Your task
Read through the data and report every line in which the word "Занятия" occurs.

>> begin

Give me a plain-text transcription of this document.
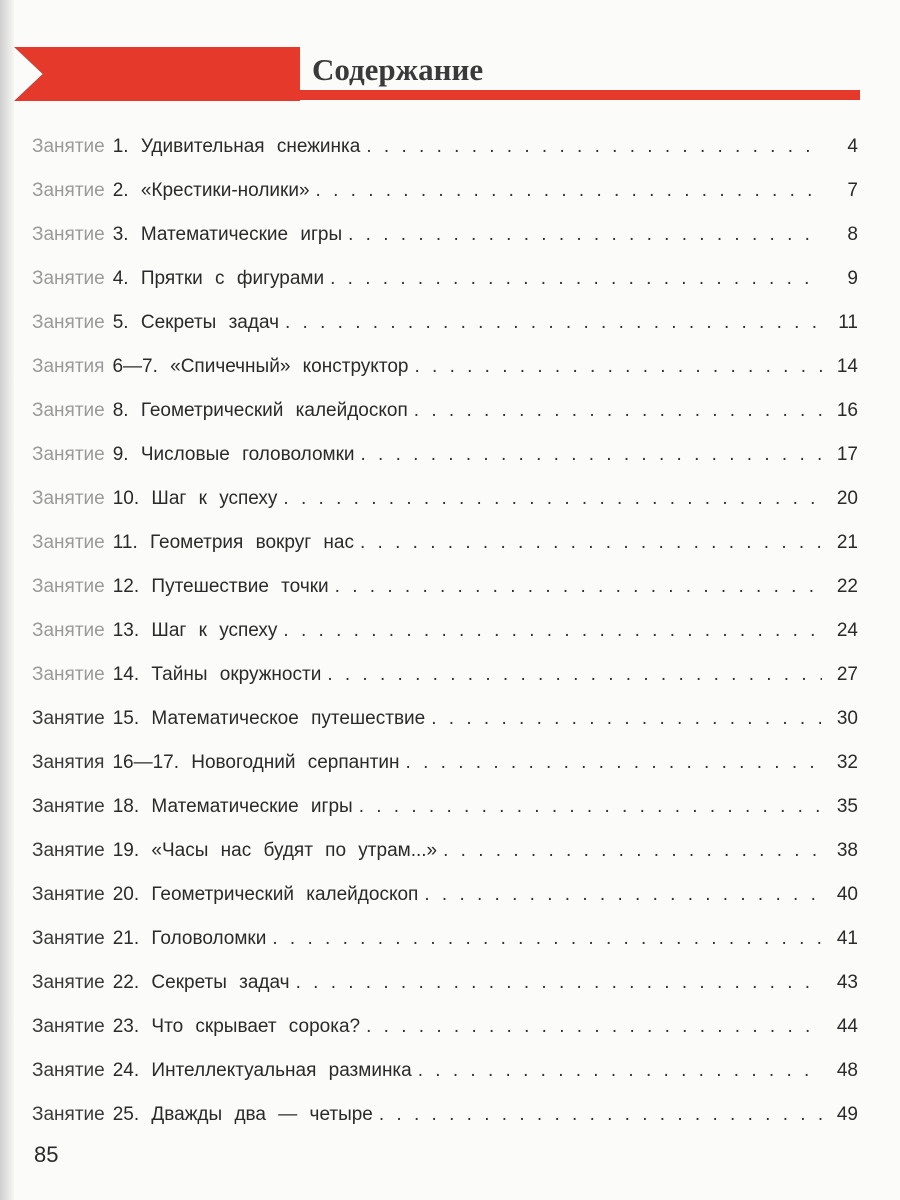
Содержание
Занятие 1. Удивительная снежинка . . .	4
Занятие 2. «Крестики-нолики» . . .	7
Занятие 3. Математические игры . . .	8
Занятие 4. Прятки с фигурами . . .	9
Занятие 5. Секреты задач . . .	11
Занятия 6—7. «Спичечный» конструктор . . .	14
Занятие 8. Геометрический калейдоскоп . . .	16
Занятие 9. Числовые головоломки . . .	17
Занятие 10. Шаг к успеху . . .	20
Занятие 11. Геометрия вокруг нас . . .	21
Занятие 12. Путешествие точки . . .	22
Занятие 13. Шаг к успеху . . .	24
Занятие 14. Тайны окружности . . .	27
Занятие 15. Математическое путешествие . . .	30
Занятия 16—17. Новогодний серпантин . . .	32
Занятие 18. Математические игры . . .	35
Занятие 19. «Часы нас будят по утрам...» . . .	38
Занятие 20. Геометрический калейдоскоп . . .	40
Занятие 21. Головоломки . . .	41
Занятие 22. Секреты задач . . .	43
Занятие 23. Что скрывает сорока? . . .	44
Занятие 24. Интеллектуальная разминка . . .	48
Занятие 25. Дважды два — четыре . . .	49
85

>> end

Exercise result
Занятия 6—7. «Спичечный» конструктор . . .	14
Занятия 16—17. Новогодний серпантин . . .	32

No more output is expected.